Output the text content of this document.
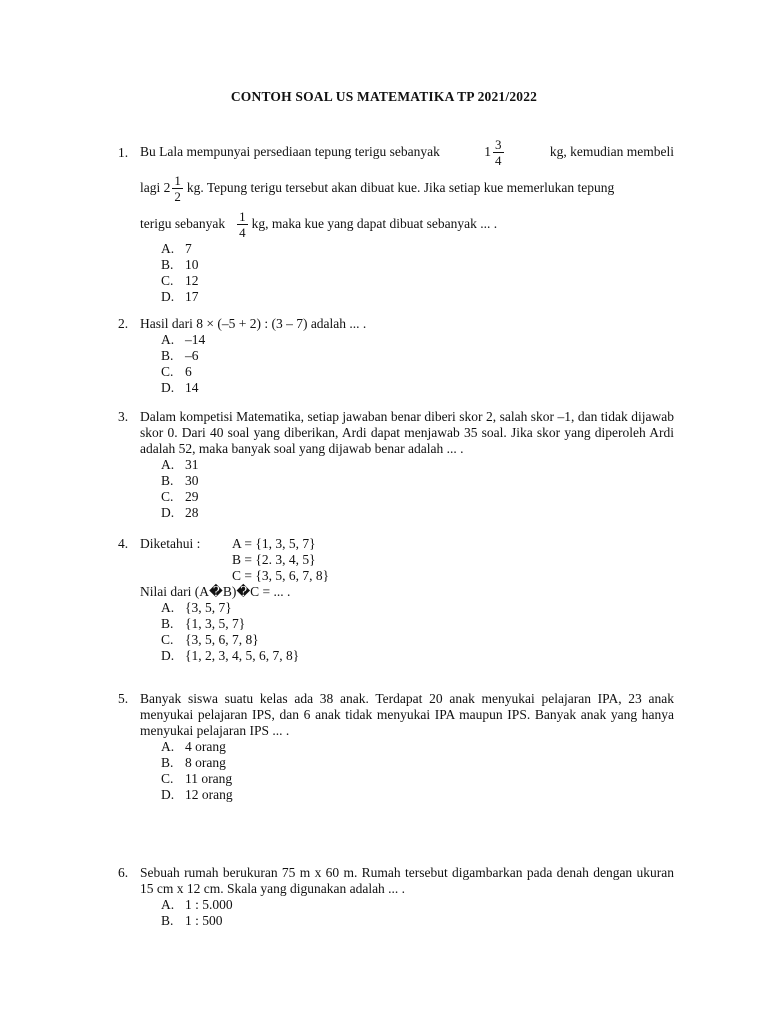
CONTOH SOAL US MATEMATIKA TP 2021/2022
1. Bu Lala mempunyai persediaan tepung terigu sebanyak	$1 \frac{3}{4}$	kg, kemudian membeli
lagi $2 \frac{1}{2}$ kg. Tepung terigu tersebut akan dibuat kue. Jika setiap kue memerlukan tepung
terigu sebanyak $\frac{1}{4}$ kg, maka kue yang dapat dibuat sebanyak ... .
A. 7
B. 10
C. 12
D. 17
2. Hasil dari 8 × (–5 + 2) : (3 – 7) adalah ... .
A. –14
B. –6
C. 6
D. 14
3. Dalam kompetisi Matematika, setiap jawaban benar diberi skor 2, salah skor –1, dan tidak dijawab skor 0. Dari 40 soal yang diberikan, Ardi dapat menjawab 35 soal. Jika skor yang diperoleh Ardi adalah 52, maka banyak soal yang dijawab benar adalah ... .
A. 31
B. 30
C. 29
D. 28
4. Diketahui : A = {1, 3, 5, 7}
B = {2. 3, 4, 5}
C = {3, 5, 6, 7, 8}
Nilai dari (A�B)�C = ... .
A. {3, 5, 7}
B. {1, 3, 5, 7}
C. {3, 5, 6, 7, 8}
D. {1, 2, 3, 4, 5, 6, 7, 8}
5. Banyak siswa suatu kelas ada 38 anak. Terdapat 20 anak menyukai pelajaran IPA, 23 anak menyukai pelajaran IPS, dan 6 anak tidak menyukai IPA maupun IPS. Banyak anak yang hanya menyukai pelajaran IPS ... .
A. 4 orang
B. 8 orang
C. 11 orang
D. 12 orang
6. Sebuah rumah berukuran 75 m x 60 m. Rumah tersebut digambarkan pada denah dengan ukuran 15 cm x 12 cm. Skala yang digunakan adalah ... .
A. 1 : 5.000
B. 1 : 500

____________

AIM OF THE TASK :: Repeat all of the entries word for word, but omit the pictures.

RESULT OF THIS EXERCISE ::
Output the text content of this document.
CONTOH SOAL US MATEMATIKA TP 2021/2022
1. Bu Lala mempunyai persediaan tepung terigu sebanyak	$1 \frac{3}{4}$	kg, kemudian membeli
lagi $2 \frac{1}{2}$ kg. Tepung terigu tersebut akan dibuat kue. Jika setiap kue memerlukan tepung
terigu sebanyak $\frac{1}{4}$ kg, maka kue yang dapat dibuat sebanyak ... .
A. 7
B. 10
C. 12
D. 17
2. Hasil dari 8 × (–5 + 2) : (3 – 7) adalah ... .
A. –14
B. –6
C. 6
D. 14
3. Dalam kompetisi Matematika, setiap jawaban benar diberi skor 2, salah skor –1, dan tidak dijawab skor 0. Dari 40 soal yang diberikan, Ardi dapat menjawab 35 soal. Jika skor yang diperoleh Ardi adalah 52, maka banyak soal yang dijawab benar adalah ... .
A. 31
B. 30
C. 29
D. 28
4. Diketahui : A = {1, 3, 5, 7}
B = {2. 3, 4, 5}
C = {3, 5, 6, 7, 8}
Nilai dari (A�B)�C = ... .
A. {3, 5, 7}
B. {1, 3, 5, 7}
C. {3, 5, 6, 7, 8}
D. {1, 2, 3, 4, 5, 6, 7, 8}
5. Banyak siswa suatu kelas ada 38 anak. Terdapat 20 anak menyukai pelajaran IPA, 23 anak menyukai pelajaran IPS, dan 6 anak tidak menyukai IPA maupun IPS. Banyak anak yang hanya menyukai pelajaran IPS ... .
A. 4 orang
B. 8 orang
C. 11 orang
D. 12 orang
6. Sebuah rumah berukuran 75 m x 60 m. Rumah tersebut digambarkan pada denah dengan ukuran 15 cm x 12 cm. Skala yang digunakan adalah ... .
A. 1 : 5.000
B. 1 : 500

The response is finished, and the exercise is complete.